WRITTEN REQUEST =>
Render every entry from the line containing "y-tick-label: 90K [42, 98, 58, 108]" down to the line containing "domain-checkbox[interactable] [16, 475, 28, 487]", both included, as a JSON list of strings with one string per line and blank lines omitted.

======

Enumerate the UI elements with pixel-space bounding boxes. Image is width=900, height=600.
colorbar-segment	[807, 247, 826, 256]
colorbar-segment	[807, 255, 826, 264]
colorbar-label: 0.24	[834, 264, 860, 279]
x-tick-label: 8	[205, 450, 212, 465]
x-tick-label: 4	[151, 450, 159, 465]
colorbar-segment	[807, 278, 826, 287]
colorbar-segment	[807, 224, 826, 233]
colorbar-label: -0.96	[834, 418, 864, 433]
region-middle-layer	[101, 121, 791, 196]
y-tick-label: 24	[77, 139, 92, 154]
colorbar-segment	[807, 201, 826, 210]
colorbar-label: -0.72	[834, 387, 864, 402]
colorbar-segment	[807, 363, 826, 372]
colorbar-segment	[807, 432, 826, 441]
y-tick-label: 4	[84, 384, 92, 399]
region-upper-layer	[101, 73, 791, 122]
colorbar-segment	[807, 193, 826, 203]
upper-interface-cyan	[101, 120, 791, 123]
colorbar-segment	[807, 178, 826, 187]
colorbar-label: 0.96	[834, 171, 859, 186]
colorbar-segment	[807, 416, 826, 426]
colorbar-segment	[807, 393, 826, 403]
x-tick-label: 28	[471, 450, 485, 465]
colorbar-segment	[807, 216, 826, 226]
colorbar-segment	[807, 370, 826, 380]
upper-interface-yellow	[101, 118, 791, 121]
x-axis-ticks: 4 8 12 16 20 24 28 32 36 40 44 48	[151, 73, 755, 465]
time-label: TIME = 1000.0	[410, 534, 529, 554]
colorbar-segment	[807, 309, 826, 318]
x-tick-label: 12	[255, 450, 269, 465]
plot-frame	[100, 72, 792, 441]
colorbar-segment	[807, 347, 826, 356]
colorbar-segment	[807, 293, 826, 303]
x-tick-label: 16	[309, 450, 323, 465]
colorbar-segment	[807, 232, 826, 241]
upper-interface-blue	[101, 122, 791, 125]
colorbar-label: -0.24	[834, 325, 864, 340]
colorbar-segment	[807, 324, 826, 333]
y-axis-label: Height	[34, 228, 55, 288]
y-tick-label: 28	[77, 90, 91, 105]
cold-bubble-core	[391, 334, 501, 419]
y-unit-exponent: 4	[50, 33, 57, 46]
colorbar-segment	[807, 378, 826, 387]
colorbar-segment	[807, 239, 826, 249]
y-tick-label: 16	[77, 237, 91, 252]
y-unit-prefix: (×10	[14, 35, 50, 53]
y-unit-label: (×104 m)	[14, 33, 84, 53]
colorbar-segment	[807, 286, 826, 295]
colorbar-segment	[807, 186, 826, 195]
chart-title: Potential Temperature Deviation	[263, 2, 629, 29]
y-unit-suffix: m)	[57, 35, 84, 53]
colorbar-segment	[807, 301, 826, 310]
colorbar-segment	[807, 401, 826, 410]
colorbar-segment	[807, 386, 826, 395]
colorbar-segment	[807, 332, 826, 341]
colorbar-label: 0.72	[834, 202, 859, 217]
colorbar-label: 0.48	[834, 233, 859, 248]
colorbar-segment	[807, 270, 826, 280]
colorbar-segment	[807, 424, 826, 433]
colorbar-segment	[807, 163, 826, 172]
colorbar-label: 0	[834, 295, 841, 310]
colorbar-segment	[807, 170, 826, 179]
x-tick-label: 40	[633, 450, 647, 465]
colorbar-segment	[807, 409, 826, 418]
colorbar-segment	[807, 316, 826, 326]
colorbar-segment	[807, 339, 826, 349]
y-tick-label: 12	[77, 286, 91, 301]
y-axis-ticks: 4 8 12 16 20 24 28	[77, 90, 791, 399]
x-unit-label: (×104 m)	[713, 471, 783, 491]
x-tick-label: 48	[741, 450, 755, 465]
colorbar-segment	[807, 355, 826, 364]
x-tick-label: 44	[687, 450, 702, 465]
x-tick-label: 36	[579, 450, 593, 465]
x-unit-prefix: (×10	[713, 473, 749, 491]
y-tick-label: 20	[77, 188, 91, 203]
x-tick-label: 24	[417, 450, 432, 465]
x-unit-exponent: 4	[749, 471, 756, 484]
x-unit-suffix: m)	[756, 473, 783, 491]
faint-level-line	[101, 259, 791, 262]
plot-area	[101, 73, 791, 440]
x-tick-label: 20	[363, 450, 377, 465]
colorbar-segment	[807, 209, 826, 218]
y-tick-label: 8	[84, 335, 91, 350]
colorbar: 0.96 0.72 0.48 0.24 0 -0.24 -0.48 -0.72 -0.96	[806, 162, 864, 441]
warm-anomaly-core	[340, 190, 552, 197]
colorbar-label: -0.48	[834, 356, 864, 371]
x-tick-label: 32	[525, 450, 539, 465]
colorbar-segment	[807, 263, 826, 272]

======

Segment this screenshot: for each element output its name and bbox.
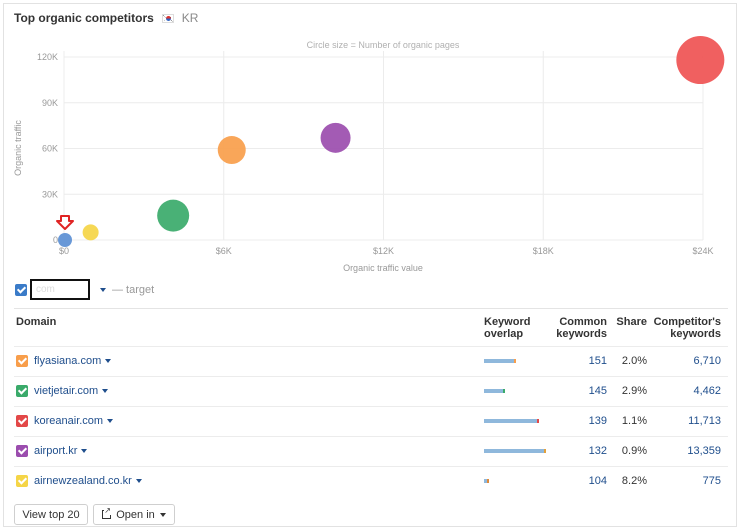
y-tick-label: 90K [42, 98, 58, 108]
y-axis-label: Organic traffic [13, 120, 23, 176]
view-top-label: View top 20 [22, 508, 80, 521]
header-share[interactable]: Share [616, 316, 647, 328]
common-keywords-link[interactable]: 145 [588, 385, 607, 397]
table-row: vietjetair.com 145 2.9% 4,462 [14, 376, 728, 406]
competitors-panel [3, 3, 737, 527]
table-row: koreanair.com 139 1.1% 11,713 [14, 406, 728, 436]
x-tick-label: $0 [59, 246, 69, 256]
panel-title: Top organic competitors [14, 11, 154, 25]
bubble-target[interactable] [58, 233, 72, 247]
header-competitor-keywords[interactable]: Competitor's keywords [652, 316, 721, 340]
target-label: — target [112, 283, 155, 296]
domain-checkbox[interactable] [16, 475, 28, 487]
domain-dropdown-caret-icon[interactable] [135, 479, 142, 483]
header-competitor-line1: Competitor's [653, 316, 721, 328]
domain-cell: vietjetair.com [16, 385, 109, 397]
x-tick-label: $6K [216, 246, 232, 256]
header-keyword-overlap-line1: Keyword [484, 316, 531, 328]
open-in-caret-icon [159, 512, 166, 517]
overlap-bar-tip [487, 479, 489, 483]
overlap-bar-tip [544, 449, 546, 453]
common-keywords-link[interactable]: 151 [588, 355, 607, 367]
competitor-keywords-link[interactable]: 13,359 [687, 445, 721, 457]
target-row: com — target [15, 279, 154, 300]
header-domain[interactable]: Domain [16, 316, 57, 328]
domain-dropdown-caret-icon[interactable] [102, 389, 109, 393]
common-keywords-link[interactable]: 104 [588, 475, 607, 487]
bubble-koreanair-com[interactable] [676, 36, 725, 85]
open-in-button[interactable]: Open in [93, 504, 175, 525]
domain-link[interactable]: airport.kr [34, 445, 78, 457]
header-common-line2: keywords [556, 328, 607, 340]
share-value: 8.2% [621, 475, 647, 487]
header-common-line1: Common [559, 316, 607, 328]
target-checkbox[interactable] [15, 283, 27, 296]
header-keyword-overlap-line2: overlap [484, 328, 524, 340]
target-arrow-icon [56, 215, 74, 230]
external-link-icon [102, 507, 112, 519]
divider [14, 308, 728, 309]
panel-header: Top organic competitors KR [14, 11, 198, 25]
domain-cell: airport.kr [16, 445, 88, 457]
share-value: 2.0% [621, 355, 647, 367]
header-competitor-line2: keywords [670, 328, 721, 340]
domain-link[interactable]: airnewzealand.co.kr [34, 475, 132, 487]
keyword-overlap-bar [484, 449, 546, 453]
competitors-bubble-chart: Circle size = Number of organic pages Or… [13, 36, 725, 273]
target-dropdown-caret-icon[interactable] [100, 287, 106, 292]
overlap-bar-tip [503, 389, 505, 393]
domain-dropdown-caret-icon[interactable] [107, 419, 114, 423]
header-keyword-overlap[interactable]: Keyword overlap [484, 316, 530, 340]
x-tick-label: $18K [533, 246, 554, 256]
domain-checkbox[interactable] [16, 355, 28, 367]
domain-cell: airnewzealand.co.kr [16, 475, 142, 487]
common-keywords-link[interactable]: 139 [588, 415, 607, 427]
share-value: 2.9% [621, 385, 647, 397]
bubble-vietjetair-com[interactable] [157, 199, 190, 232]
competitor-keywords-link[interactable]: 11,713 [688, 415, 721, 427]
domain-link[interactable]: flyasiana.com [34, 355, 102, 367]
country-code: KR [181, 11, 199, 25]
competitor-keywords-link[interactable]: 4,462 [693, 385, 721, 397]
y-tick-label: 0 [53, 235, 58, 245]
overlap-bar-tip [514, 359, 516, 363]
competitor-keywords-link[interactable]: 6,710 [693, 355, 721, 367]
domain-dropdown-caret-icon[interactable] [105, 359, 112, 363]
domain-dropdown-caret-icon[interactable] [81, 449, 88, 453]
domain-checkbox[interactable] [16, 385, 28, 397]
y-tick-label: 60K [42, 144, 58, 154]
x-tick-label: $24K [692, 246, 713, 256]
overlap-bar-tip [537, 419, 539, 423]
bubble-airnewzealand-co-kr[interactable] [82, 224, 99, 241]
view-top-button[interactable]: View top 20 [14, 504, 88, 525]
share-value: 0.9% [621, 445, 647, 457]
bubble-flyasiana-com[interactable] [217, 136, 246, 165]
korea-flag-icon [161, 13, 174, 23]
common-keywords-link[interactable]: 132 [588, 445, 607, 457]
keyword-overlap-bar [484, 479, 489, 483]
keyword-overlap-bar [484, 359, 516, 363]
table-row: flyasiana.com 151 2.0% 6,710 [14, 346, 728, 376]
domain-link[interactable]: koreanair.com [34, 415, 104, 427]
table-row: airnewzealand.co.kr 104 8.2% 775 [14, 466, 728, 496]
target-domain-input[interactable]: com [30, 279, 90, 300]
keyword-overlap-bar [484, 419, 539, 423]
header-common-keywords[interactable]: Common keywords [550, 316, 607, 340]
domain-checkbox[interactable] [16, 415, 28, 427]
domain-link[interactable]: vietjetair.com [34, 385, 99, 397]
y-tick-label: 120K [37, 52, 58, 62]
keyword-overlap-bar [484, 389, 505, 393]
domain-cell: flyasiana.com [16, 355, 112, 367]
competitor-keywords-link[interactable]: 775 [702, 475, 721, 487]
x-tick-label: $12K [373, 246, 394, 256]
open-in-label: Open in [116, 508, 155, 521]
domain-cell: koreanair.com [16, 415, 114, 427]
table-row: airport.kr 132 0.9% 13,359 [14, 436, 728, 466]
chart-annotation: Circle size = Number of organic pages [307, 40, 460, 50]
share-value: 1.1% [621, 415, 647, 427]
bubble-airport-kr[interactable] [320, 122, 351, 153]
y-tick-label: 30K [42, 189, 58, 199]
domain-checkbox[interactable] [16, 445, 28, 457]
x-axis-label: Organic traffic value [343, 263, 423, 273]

======

ANSWER TO THE PROBLEM =>
[
  "y-tick-label: 90K [42, 98, 58, 108]",
  "y-axis-label: Organic traffic [13, 120, 23, 176]",
  "view-top-label: View top 20 [22, 508, 80, 521]",
  "header-share[interactable]: Share [616, 316, 647, 328]",
  "common-keywords-link[interactable]: 145 [588, 385, 607, 397]",
  "table-row: vietjetair.com 145 2.9% 4,462 [14, 376, 728, 406]",
  "competitors-panel [3, 3, 737, 527]",
  "table-row: koreanair.com 139 1.1% 11,713 [14, 406, 728, 436]",
  "x-tick-label: $0 [59, 246, 69, 256]",
  "panel-title: Top organic competitors [14, 11, 154, 25]",
  "bubble-target[interactable] [58, 233, 72, 247]",
  "header-competitor-keywords[interactable]: Competitor's keywords [652, 316, 721, 340]",
  "target-label: — target [112, 283, 155, 296]",
  "domain-checkbox[interactable] [16, 475, 28, 487]"
]